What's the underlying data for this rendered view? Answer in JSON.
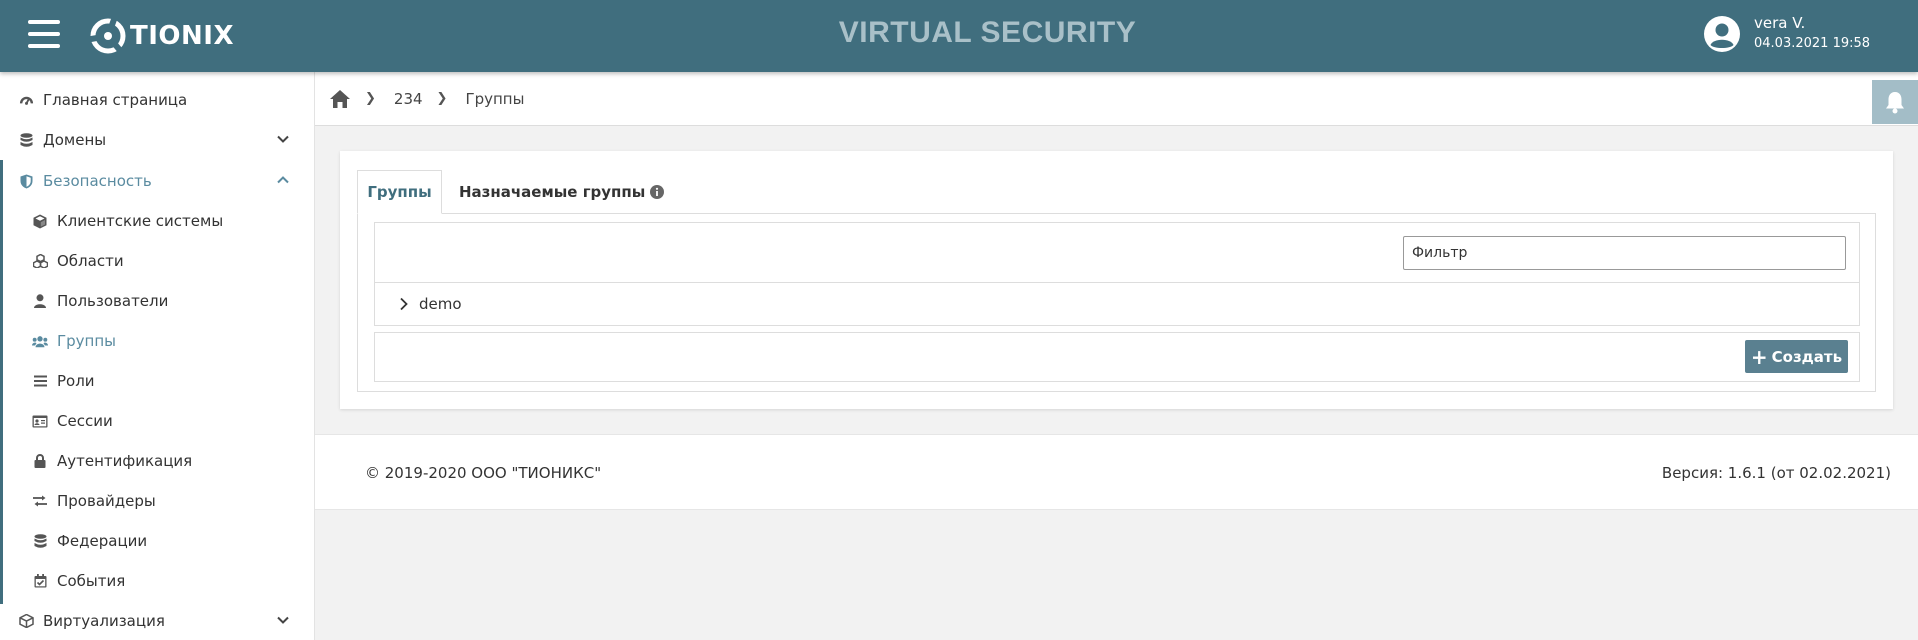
{
  "app": {
    "logo_text": "TIONIX",
    "title": "VIRTUAL SECURITY",
    "accent_color": "#406e7e"
  },
  "user": {
    "name": "vera V.",
    "datetime": "04.03.2021 19:58"
  },
  "sidebar": {
    "items": [
      {
        "label": "Главная страница",
        "icon": "dashboard-icon"
      },
      {
        "label": "Домены",
        "icon": "database-icon",
        "expanded": false
      },
      {
        "label": "Безопасность",
        "icon": "shield-icon",
        "expanded": true
      },
      {
        "label": "Клиентские системы",
        "icon": "cube-icon"
      },
      {
        "label": "Области",
        "icon": "cubes-icon"
      },
      {
        "label": "Пользователи",
        "icon": "user-icon"
      },
      {
        "label": "Группы",
        "icon": "users-icon",
        "active": true
      },
      {
        "label": "Роли",
        "icon": "list-icon"
      },
      {
        "label": "Сессии",
        "icon": "id-card-icon"
      },
      {
        "label": "Аутентификация",
        "icon": "lock-icon"
      },
      {
        "label": "Провайдеры",
        "icon": "exchange-icon"
      },
      {
        "label": "Федерации",
        "icon": "database-icon"
      },
      {
        "label": "События",
        "icon": "calendar-check-icon"
      },
      {
        "label": "Виртуализация",
        "icon": "cubes-icon",
        "expanded": false
      }
    ]
  },
  "breadcrumb": {
    "items": [
      "234",
      "Группы"
    ]
  },
  "tabs": [
    {
      "label": "Группы",
      "active": true
    },
    {
      "label": "Назначаемые группы",
      "active": false
    }
  ],
  "filter": {
    "placeholder": "Фильтр",
    "value": ""
  },
  "tree": {
    "rows": [
      {
        "label": "demo"
      }
    ]
  },
  "actions": {
    "create_label": "Создать"
  },
  "footer": {
    "copyright": "© 2019-2020 ООО \"ТИОНИКС\"",
    "version": "Версия: 1.6.1 (от 02.02.2021)"
  }
}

[Directions]
Select the lines that carry the string "active" and copy them.

[Response for this exercise]
        "active": true
      "active": true
      "active": false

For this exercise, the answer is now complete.